- [To do]:
Repeat the whole listing exactly.

- [Records]:
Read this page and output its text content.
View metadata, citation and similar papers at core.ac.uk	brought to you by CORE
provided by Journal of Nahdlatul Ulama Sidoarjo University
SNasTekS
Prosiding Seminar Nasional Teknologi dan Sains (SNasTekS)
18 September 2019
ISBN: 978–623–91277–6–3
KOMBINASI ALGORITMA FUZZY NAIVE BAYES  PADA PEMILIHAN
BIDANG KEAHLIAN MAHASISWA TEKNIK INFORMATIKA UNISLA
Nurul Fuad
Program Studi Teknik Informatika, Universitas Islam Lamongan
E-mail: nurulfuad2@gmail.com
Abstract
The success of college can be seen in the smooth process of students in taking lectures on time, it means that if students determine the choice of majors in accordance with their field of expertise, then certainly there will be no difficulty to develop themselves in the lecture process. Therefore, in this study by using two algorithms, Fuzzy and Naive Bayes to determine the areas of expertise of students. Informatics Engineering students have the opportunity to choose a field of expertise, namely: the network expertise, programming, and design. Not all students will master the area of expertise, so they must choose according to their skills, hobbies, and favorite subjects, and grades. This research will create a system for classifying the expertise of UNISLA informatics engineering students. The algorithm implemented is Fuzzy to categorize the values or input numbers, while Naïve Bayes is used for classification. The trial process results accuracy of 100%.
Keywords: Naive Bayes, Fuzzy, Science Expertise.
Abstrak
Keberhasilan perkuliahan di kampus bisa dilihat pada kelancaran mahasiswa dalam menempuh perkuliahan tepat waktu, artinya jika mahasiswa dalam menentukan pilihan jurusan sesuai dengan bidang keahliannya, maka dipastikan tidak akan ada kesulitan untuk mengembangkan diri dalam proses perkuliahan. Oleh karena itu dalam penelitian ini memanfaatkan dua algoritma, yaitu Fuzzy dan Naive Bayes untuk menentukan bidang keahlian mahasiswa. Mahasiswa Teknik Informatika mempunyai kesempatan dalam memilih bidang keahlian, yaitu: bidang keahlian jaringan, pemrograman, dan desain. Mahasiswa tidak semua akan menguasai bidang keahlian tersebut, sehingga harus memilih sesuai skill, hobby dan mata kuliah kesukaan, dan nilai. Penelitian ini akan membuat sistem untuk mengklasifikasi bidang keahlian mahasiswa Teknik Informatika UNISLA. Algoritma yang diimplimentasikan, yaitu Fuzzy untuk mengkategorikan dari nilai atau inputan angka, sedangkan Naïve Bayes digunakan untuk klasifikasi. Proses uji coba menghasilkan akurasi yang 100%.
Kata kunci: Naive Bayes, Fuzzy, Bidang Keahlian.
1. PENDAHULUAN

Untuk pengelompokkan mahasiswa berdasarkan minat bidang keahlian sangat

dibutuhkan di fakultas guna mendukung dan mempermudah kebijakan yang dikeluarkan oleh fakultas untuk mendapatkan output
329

- [Task solution]:
Read this page and output its text content.
View metadata, citation and similar papers at core.ac.uk	brought to you by CORE
provided by Journal of Nahdlatul Ulama Sidoarjo University
SNasTekS
Prosiding Seminar Nasional Teknologi dan Sains (SNasTekS)
18 September 2019
ISBN: 978–623–91277–6–3
KOMBINASI ALGORITMA FUZZY NAIVE BAYES  PADA PEMILIHAN
BIDANG KEAHLIAN MAHASISWA TEKNIK INFORMATIKA UNISLA
Nurul Fuad
Program Studi Teknik Informatika, Universitas Islam Lamongan
E-mail: nurulfuad2@gmail.com
Abstract
The success of college can be seen in the smooth process of students in taking lectures on time, it means that if students determine the choice of majors in accordance with their field of expertise, then certainly there will be no difficulty to develop themselves in the lecture process. Therefore, in this study by using two algorithms, Fuzzy and Naive Bayes to determine the areas of expertise of students. Informatics Engineering students have the opportunity to choose a field of expertise, namely: the network expertise, programming, and design. Not all students will master the area of expertise, so they must choose according to their skills, hobbies, and favorite subjects, and grades. This research will create a system for classifying the expertise of UNISLA informatics engineering students. The algorithm implemented is Fuzzy to categorize the values or input numbers, while Naïve Bayes is used for classification. The trial process results accuracy of 100%.
Keywords: Naive Bayes, Fuzzy, Science Expertise.
Abstrak
Keberhasilan perkuliahan di kampus bisa dilihat pada kelancaran mahasiswa dalam menempuh perkuliahan tepat waktu, artinya jika mahasiswa dalam menentukan pilihan jurusan sesuai dengan bidang keahliannya, maka dipastikan tidak akan ada kesulitan untuk mengembangkan diri dalam proses perkuliahan. Oleh karena itu dalam penelitian ini memanfaatkan dua algoritma, yaitu Fuzzy dan Naive Bayes untuk menentukan bidang keahlian mahasiswa. Mahasiswa Teknik Informatika mempunyai kesempatan dalam memilih bidang keahlian, yaitu: bidang keahlian jaringan, pemrograman, dan desain. Mahasiswa tidak semua akan menguasai bidang keahlian tersebut, sehingga harus memilih sesuai skill, hobby dan mata kuliah kesukaan, dan nilai. Penelitian ini akan membuat sistem untuk mengklasifikasi bidang keahlian mahasiswa Teknik Informatika UNISLA. Algoritma yang diimplimentasikan, yaitu Fuzzy untuk mengkategorikan dari nilai atau inputan angka, sedangkan Naïve Bayes digunakan untuk klasifikasi. Proses uji coba menghasilkan akurasi yang 100%.
Kata kunci: Naive Bayes, Fuzzy, Bidang Keahlian.
1. PENDAHULUAN

Untuk pengelompokkan mahasiswa berdasarkan minat bidang keahlian sangat

dibutuhkan di fakultas guna mendukung dan mempermudah kebijakan yang dikeluarkan oleh fakultas untuk mendapatkan output
329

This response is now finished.